» Supplied entries:
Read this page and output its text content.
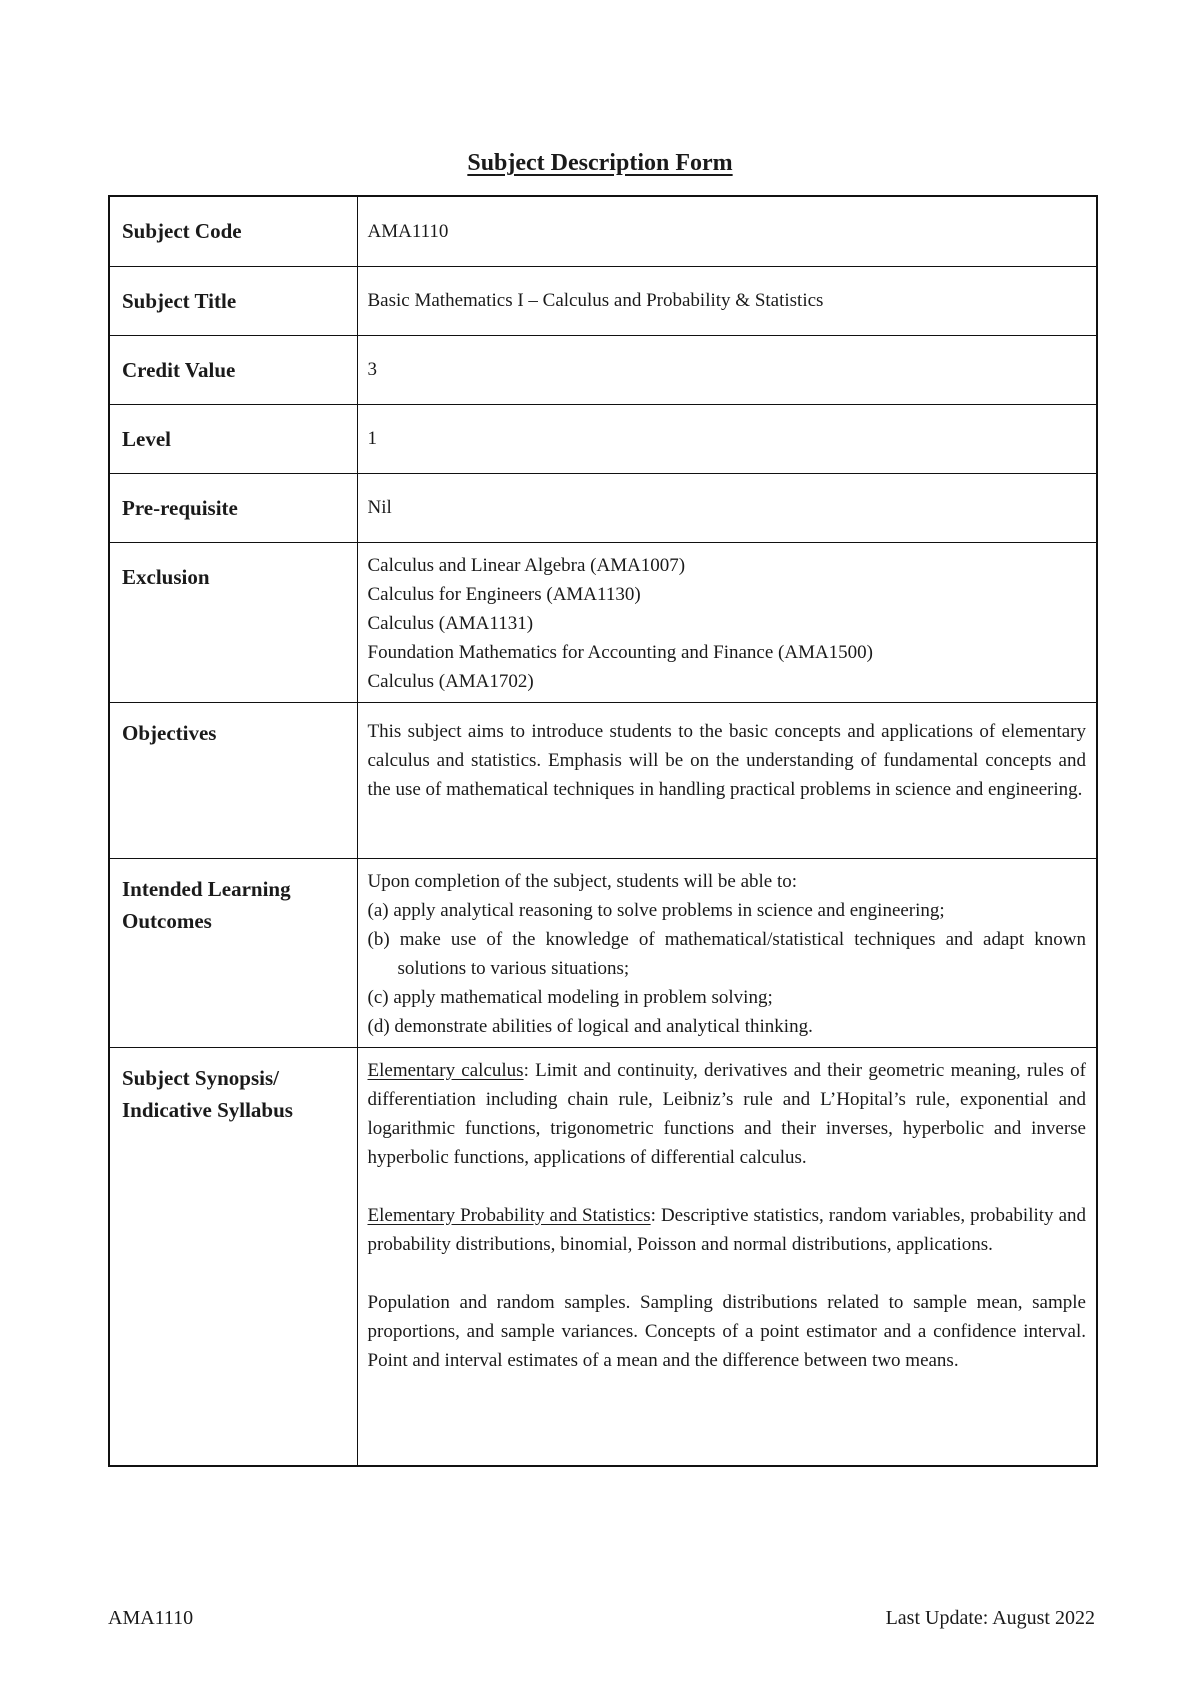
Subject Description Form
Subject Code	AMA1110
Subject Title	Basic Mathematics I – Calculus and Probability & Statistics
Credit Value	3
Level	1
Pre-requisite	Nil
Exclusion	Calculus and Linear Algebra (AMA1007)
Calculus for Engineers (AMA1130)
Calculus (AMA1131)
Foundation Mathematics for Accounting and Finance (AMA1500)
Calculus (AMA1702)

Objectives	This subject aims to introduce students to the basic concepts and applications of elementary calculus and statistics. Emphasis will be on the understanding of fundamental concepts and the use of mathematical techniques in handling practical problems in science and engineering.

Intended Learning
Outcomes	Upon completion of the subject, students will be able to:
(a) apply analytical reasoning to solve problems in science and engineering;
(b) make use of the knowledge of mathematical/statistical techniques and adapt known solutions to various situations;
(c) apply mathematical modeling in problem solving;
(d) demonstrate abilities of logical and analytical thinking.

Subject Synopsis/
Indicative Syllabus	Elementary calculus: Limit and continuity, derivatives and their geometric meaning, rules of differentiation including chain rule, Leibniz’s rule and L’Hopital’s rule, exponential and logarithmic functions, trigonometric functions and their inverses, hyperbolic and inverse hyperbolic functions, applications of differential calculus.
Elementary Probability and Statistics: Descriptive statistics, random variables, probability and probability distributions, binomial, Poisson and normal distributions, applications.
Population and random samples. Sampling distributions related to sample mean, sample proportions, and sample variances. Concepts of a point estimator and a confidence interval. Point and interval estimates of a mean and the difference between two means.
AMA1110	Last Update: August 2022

---

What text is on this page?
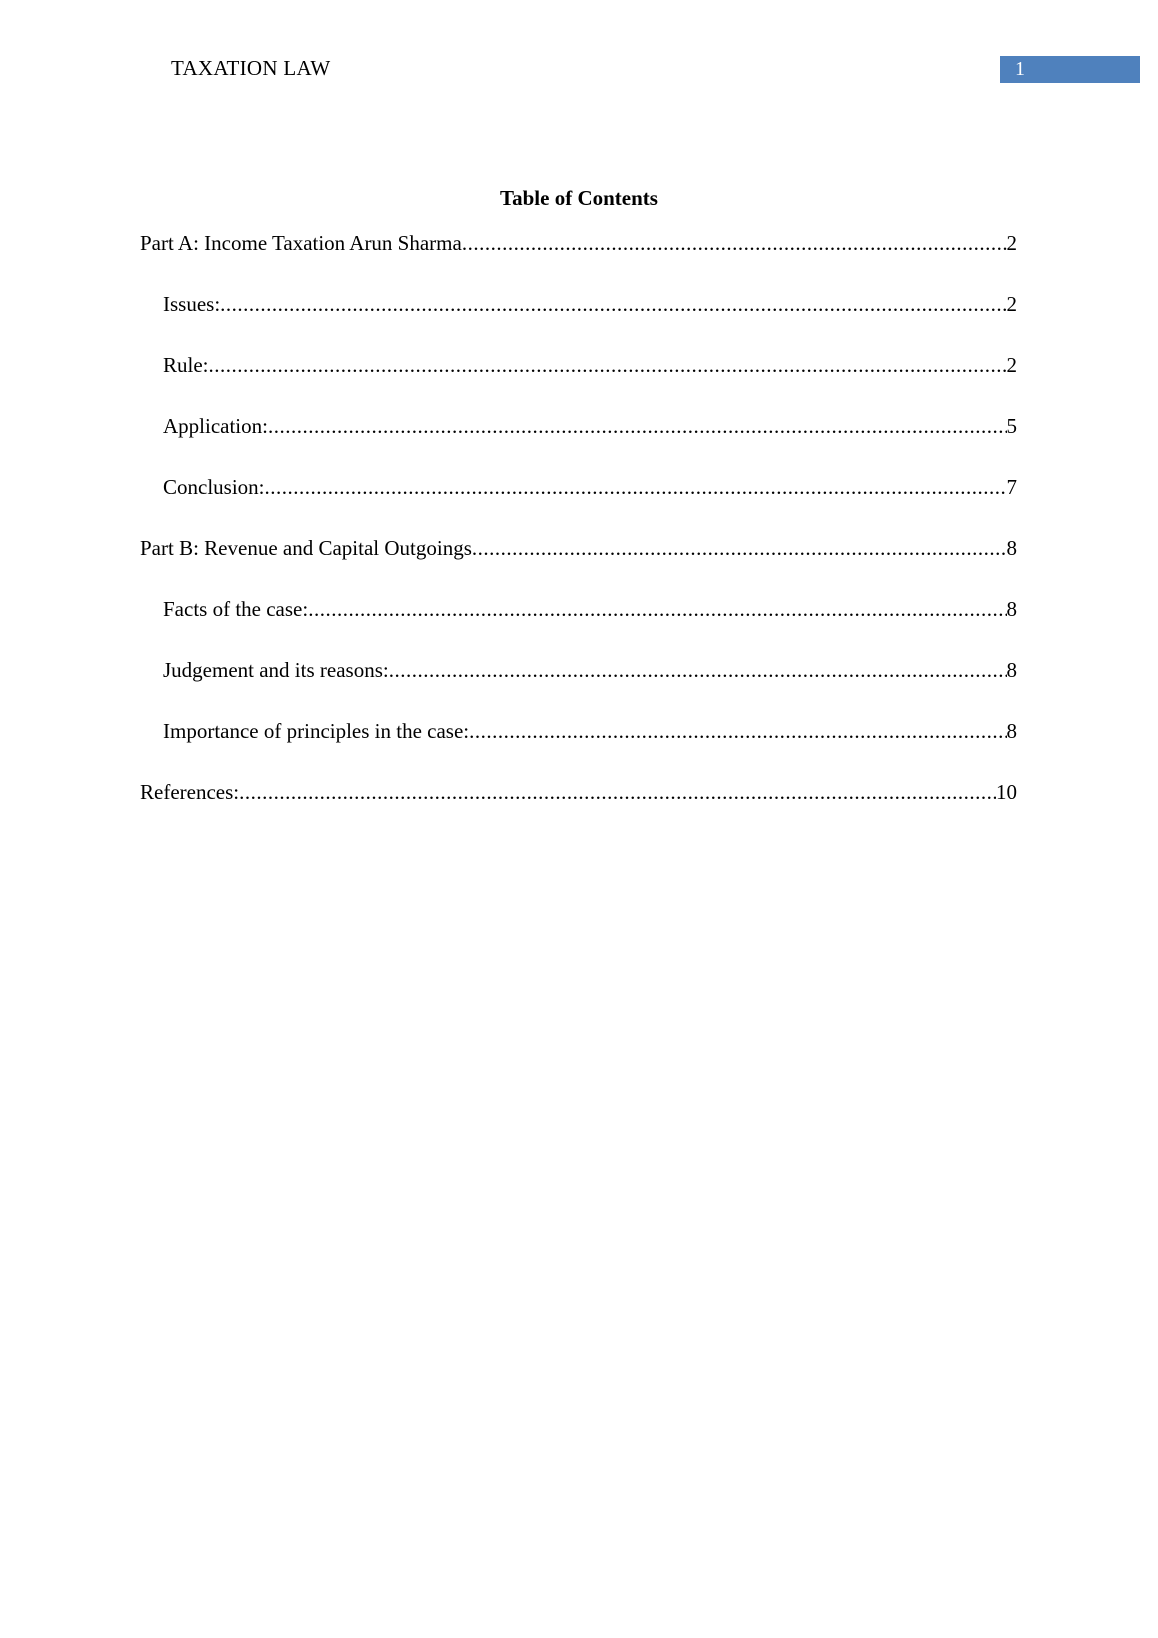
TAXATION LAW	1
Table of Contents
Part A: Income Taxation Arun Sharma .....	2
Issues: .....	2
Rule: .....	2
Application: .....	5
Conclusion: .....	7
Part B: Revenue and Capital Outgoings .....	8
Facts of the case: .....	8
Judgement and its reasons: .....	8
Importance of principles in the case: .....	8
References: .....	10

» Exercise brief:
Where a line holds the string "will", copy that line.

» Task output:
Objectives	This subject aims to introduce students to the basic concepts and applications of elementary calculus and statistics. Emphasis will be on the understanding of fundamental concepts and the use of mathematical techniques in handling practical problems in science and engineering.
Outcomes	Upon completion of the subject, students will be able to:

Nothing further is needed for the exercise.